Problem to solve: In the material below, identify each line bearing the word "When". Reproduce those lines.

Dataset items
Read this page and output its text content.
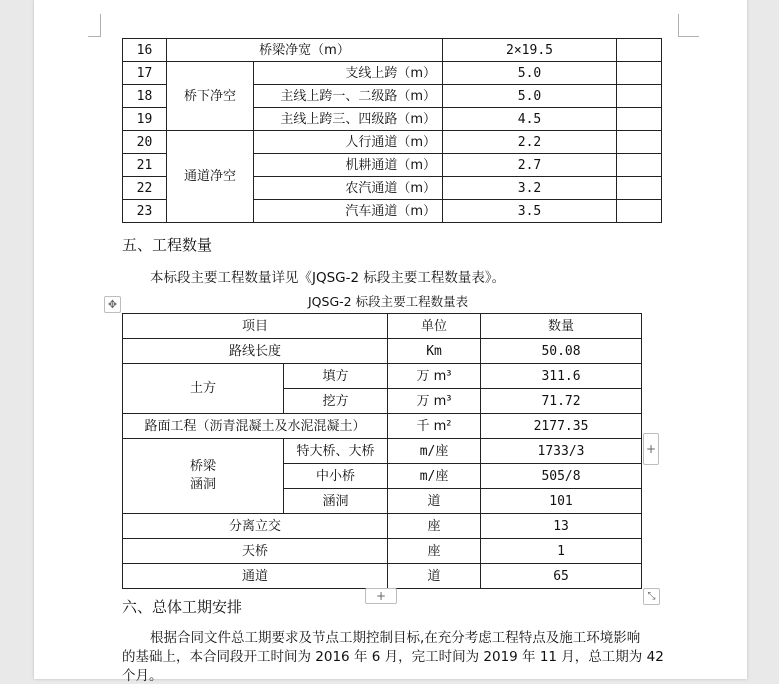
16	桥梁净宽（m）		2×19.5	
17	桥下净空	支线上跨（m）	5.0	
18		主线上跨一、二级路（m）	5.0	
19		主线上跨三、四级路（m）	4.5	
20	通道净空	人行通道（m）	2.2	
21		机耕通道（m）	2.7	
22		农汽通道（m）	3.2	
23		汽车通道（m）	3.5	
五、工程数量
本标段主要工程数量详见《JQSG-2 标段主要工程数量表》。
JQSG-2 标段主要工程数量表
✥
项目		单位	数量
路线长度		Km	50.08
土方	填方	万 m³	311.6
	挖方	万 m³	71.72
路面工程（沥青混凝土及水泥混凝土）		千 m²	2177.35
桥梁
涵洞	特大桥、大桥	m/座	1733/3
	中小桥	m/座	505/8
	涵洞	道	101
分离立交		座	13
天桥		座	1
通道		道	65
+
+	⤡
六、总体工期安排
根据合同文件总工期要求及节点工期控制目标,在充分考虑工程特点及施工环境影响
的基础上，本合同段开工时间为 2016 年 6 月，完工时间为 2019 年 11 月，总工期为 42
个月。
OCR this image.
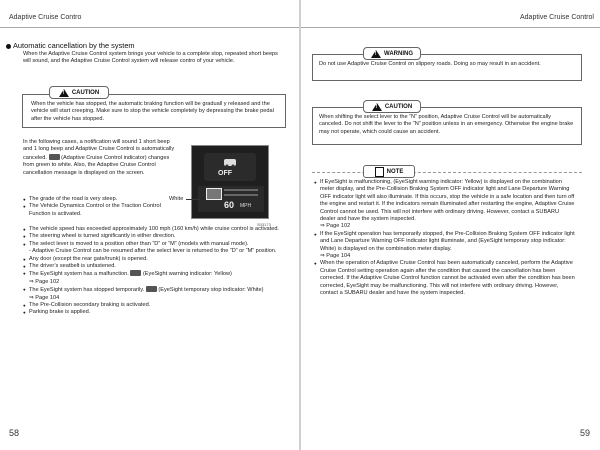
Adaptive Cruise Contro	Adaptive Cruise Control
Automatic cancellation by the system
When the Adaptive Cruise Control system brings your vehicle to a complete stop, repeated short beeps will sound, and the Adaptive Cruise Control system will release contro of your vehicle.
When the vehicle has stopped, the automatic braking function will be graduall y released and the vehicle will start creeping. Make sure to stop the vehicle completely by depressing the brake pedal after the vehicle has stopped.
!
CAUTION
In the following cases, a notification will sound 1 short beep and 1 long beep and Adaptive Cruise Control is automatically canceled.	(Adaptive Cruise Control indicator) changes from green to white. Also, the Adaptive Cruise Control cancellation message is displayed on the screen.	OFF
60 MPH
White
S03173
● The grade of the road is very steep.
● The Vehicle Dynamics Control or the Traction Control Function is activated.
● The vehicle speed has exceeded approximately 100 mph (160 km/h) while cruise control is activated.
● The steering wheel is turned significantly in either direction.
● The select lever is moved to a position other than “D” or “M” (models with manual mode).
- Adaptive Cruise Control can be resumed after the select lever is returned to the “D” or “M” position.
● Any door (except the rear gate/trunk) is opened.
● The driver’s seatbelt is unfastened.
● The EyeSight system has a malfunction.	(EyeSight warning indicator: Yellow)
⇒ Page 102
● The EyeSight system has stopped temporarily.	(EyeSight temporary stop indicator: White)
⇒ Page 104
● The Pre-Collision secondary braking is activated.
● Parking brake is applied.
58
Do not use Adaptive Cruise Control on slippery roads. Doing so may result in an accident.
!
WARNING
When shifting the select lever to the “N” position, Adaptive Cruise Control will be automatically canceled. Do not shift the lever to the “N” position unless in an emergency. Otherwise the engine brake may not operate, which could cause an accident.
!
CAUTION
NOTE
● If EyeSight is malfunctioning, (EyeSight warning indicator: Yellow) is displayed on the combination meter display, and the Pre-Collision Braking System OFF indicator light and Lane Departure Warning OFF indicator light will also illuminate. If this occurs, stop the vehicle in a safe location and then turn off the engine and restart it. If the indicators remain illuminated after restarting the engine, Adaptive Cruise Control cannot be used. This will not interfere with ordinary driving. However, contact a SUBARU dealer and have the system inspected.
⇒ Page 102
● If the EyeSight operation has temporarily stopped, the Pre-Collision Braking System OFF indicator light and Lane Departure Warning OFF indicator light illuminate, and (EyeSight temporary stop indicator: White) is displayed on the combination meter display.
⇒ Page 104
● When the operation of Adaptive Cruise Control has been automatically canceled, perform the Adaptive Cruise Control setting operation again after the condition that caused the cancellation has been corrected. If the Adaptive Cruise Control function cannot be activated even after the condition has been corrected, EyeSight may be malfunctioning. This will not interfere with ordinary driving. However, contact a SUBARU dealer and have the system inspected.
59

Finished answer:
When the Adaptive Cruise Control system brings your vehicle to a complete stop, repeated short beeps will sound, and the Adaptive Cruise Control system will release contro of your vehicle.
When the vehicle has stopped, the automatic braking function will be graduall y released and the vehicle will start creeping. Make sure to stop the vehicle completely by depressing the brake pedal after the vehicle has stopped.
When shifting the select lever to the “N” position, Adaptive Cruise Control will be automatically canceled. Do not shift the lever to the “N” position unless in an emergency. Otherwise the engine brake may not operate, which could cause an accident.
● When the operation of Adaptive Cruise Control has been automatically canceled, perform the Adaptive Cruise Control setting operation again after the condition that caused the cancellation has been corrected. If the Adaptive Cruise Control function cannot be activated even after the condition has been corrected, EyeSight may be malfunctioning. This will not interfere with ordinary driving. However, contact a SUBARU dealer and have the system inspected.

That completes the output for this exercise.